__Excerpted text__

The Commission brought a five-count Complaint against Hayter, Burmaster, BIH, Bimini Reef, Riverview, Astrom, Guthrie and others alleging violations of the Securities Act of 1933 (the Securities Act), the Securities Exchange Act of 1934 (the Exchange Act), and Exchange Act Rule 10b-5. On October 25, 2010, the Court entered consent judgments against Bimini Reef, Riverview, Astrom, and Guthrie. (Docs. ## 24-25.) Those judgments enjoined Bimini Reef, Riverview, Astrom, and Guthrie from violating Sections 5(a) and (c) of the Securities Act of 1933 (the Securities Act), and provided for the imposition of disgorgement and civil penalties pursuant to Section 20(d) of the Securities Act. (Id.) The amount of disgorgement and civil penalties those Defendants must pay was left for future determination following briefing by the parties and an evidentiary hearing. (Id.) The parties have fully briefed the issue and an evidentiary hearing was held on January 27, 2015.

__Objective a__
In the entries, rewrite the lines starting with the line containing "y-tick-label: 2010 [956, 630, 968, 667]" and going on through the line containing "y-tick-label: 2006 [956, 1209, 968, 1246]", replacing "x-tick-label" with "x-axis label" and leaving everything else unchanged.

__The records__
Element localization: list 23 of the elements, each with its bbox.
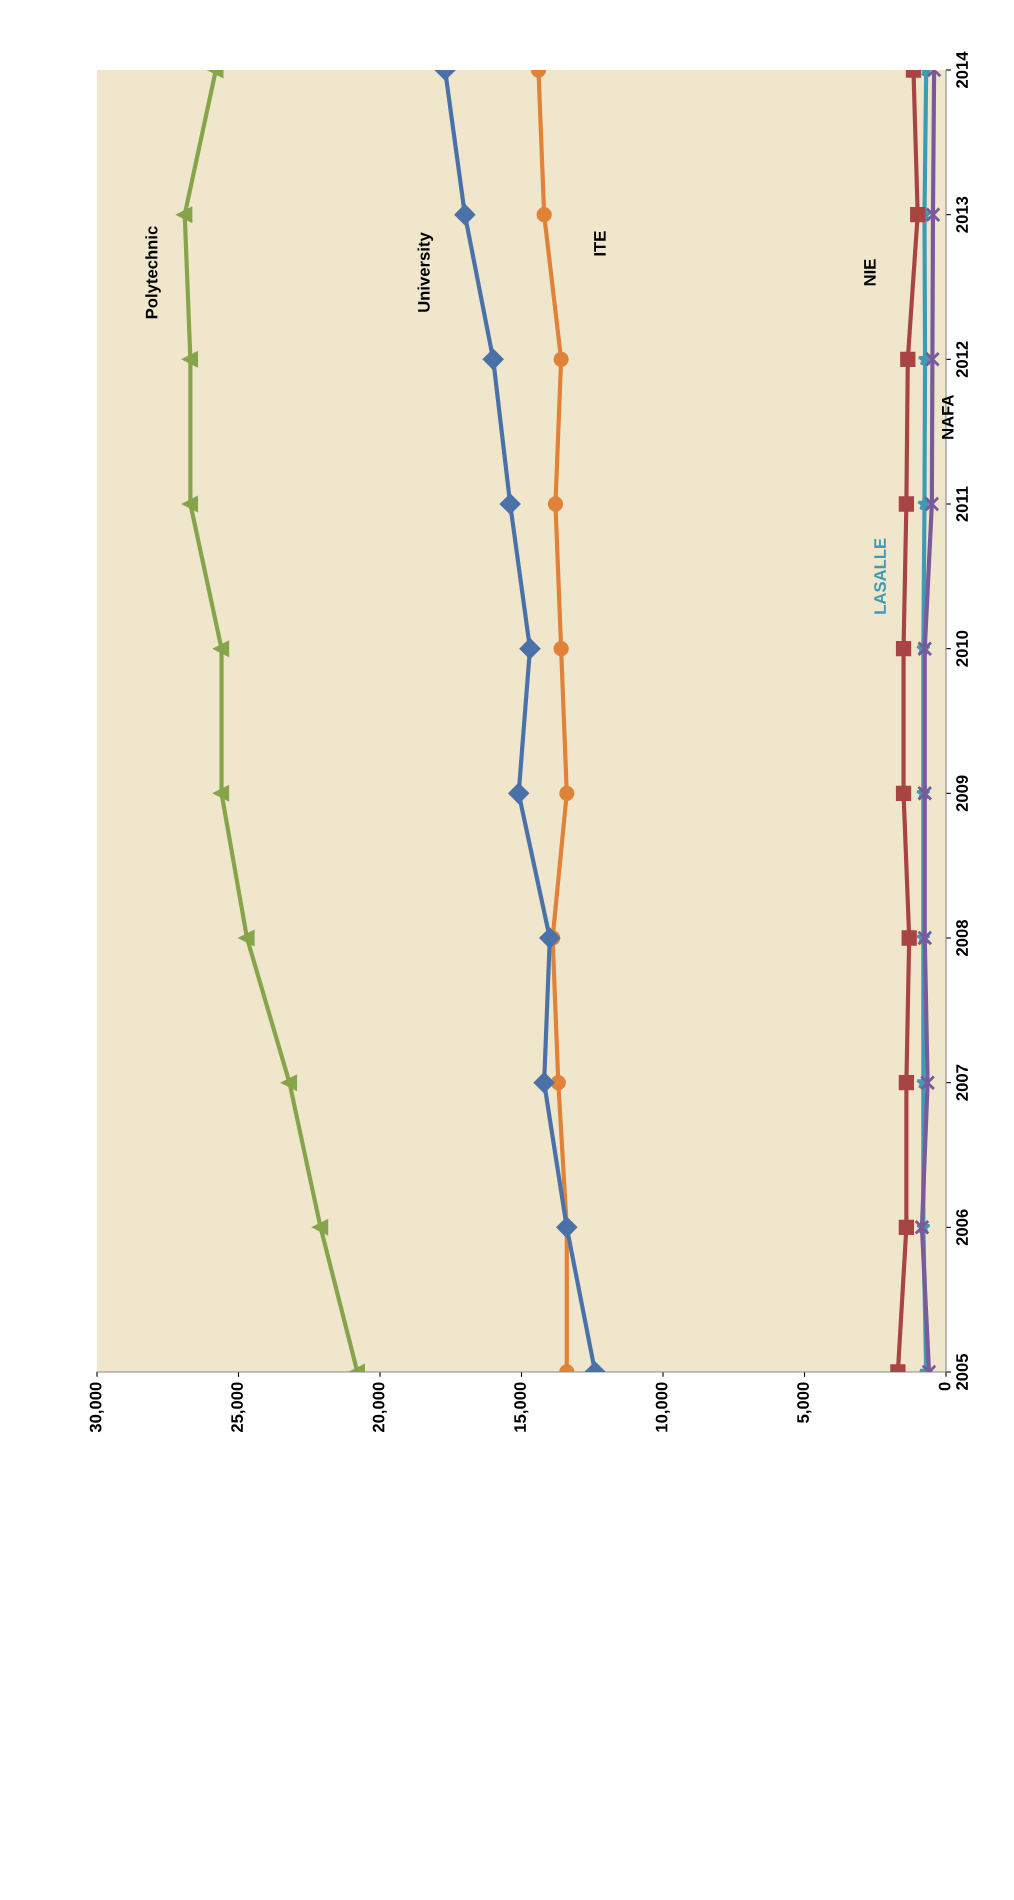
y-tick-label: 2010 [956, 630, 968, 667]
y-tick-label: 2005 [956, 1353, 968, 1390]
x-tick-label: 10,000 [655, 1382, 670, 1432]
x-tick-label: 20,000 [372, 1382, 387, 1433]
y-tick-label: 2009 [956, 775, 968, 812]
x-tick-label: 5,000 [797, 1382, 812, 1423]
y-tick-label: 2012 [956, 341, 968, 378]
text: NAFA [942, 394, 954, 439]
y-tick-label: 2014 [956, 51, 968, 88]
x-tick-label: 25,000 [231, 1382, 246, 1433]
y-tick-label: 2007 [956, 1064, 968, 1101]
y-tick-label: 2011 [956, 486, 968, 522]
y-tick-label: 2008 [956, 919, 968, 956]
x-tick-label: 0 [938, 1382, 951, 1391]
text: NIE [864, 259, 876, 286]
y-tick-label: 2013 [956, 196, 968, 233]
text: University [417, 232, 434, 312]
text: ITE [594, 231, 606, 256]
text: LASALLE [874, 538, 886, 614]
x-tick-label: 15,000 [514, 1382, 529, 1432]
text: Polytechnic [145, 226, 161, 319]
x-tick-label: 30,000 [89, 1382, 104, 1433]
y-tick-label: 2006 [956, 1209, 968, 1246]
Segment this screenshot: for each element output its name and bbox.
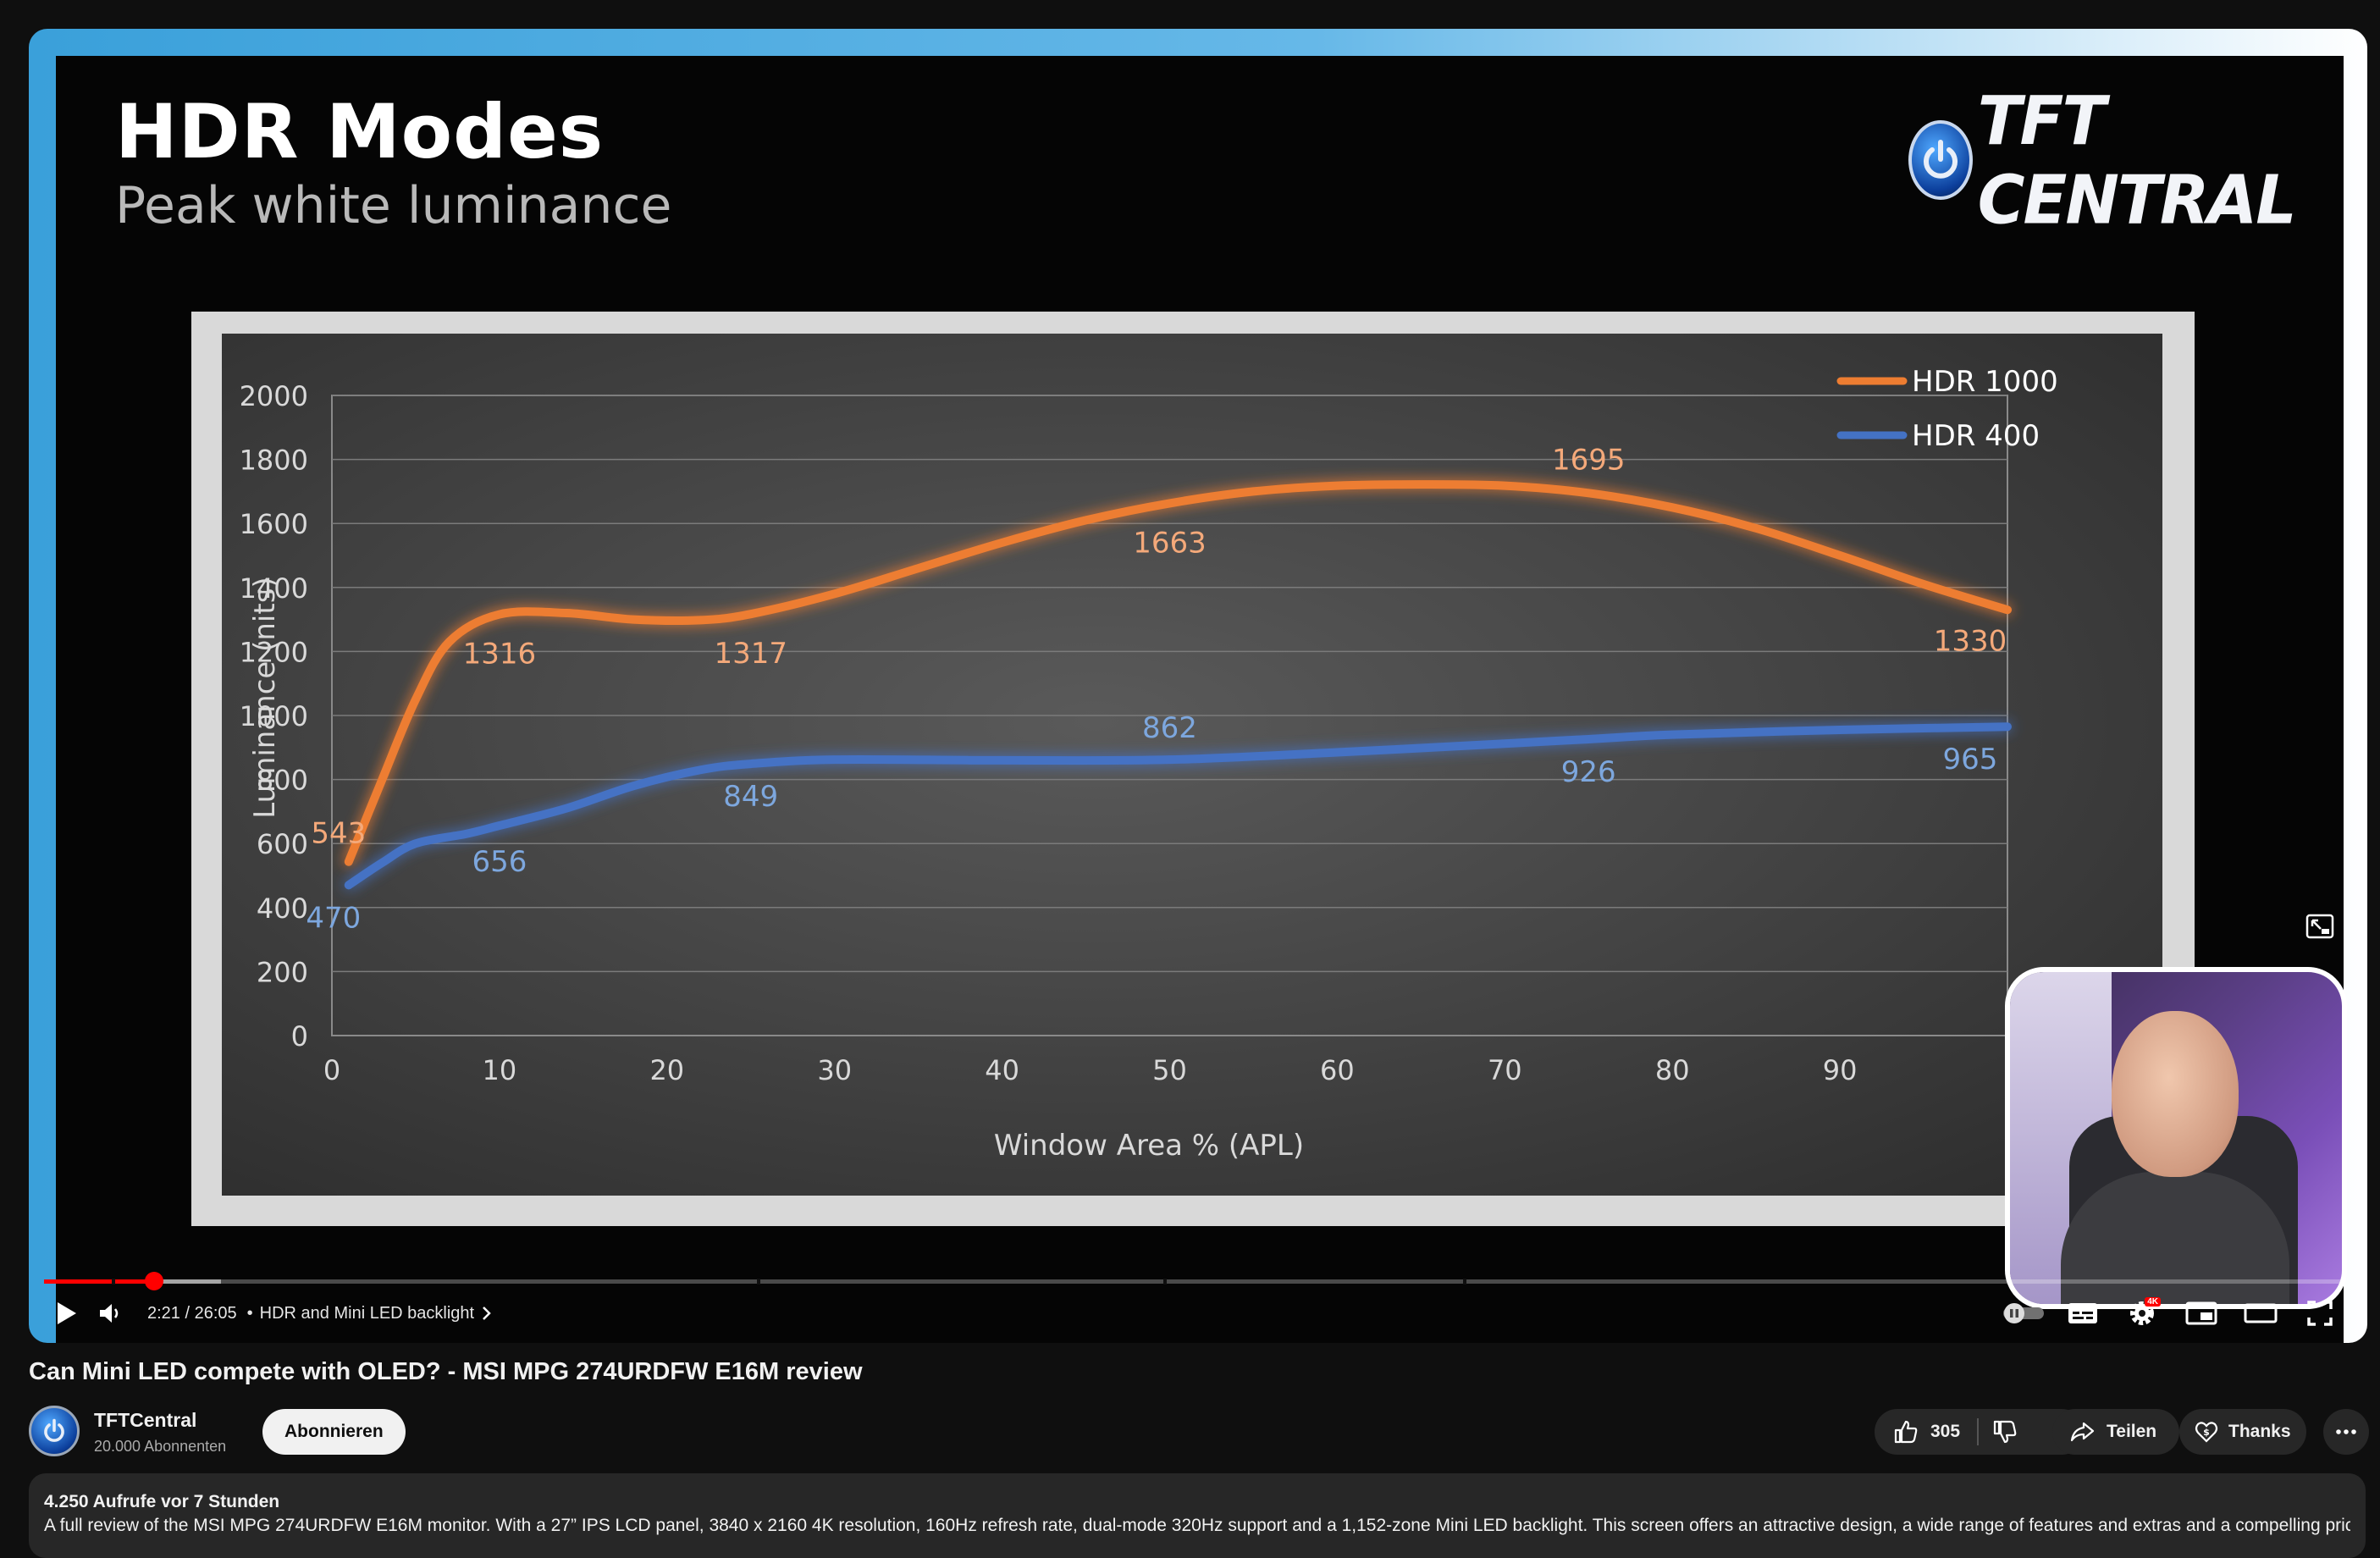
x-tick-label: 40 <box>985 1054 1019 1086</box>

__Objective b__
Does each statement agree with the excerpt on the securities case? Answer yes or no for each, and quote the words from the excerpt that decide it.
(i) The consent judgments were entered on October 25, 2010.
(ii) The evidentiary hearing took place in 2010.
(iii) The Complaint contained three counts.

__Right answer a__
y-tick-label: 2010 [956, 630, 968, 667]
y-tick-label: 2005 [956, 1353, 968, 1390]
x-axis label: 10,000 [655, 1382, 670, 1432]
x-axis label: 20,000 [372, 1382, 387, 1433]
y-tick-label: 2009 [956, 775, 968, 812]
x-axis label: 5,000 [797, 1382, 812, 1423]
y-tick-label: 2012 [956, 341, 968, 378]
text: NAFA [942, 394, 954, 439]
y-tick-label: 2014 [956, 51, 968, 88]
x-axis label: 25,000 [231, 1382, 246, 1433]
y-tick-label: 2007 [956, 1064, 968, 1101]
y-tick-label: 2011 [956, 486, 968, 522]
y-tick-label: 2008 [956, 919, 968, 956]
x-axis label: 0 [938, 1382, 951, 1391]
text: NIE [864, 259, 876, 286]
y-tick-label: 2013 [956, 196, 968, 233]
text: University [417, 232, 434, 312]
text: ITE [594, 231, 606, 256]
text: LASALLE [874, 538, 886, 614]
x-axis label: 15,000 [514, 1382, 529, 1432]
text: Polytechnic [145, 226, 161, 319]
x-axis label: 30,000 [89, 1382, 104, 1433]
y-tick-label: 2006 [956, 1209, 968, 1246]

__Right answer b__
(i) Yes: "On October 25, 2010, the Court entered consent judgments against Bimini Reef, Riverview, Astrom, and Guthrie."
(ii) No: "an evidentiary hearing was held on January 27, 2015."
(iii) No: "The Commission brought a five-count Complaint"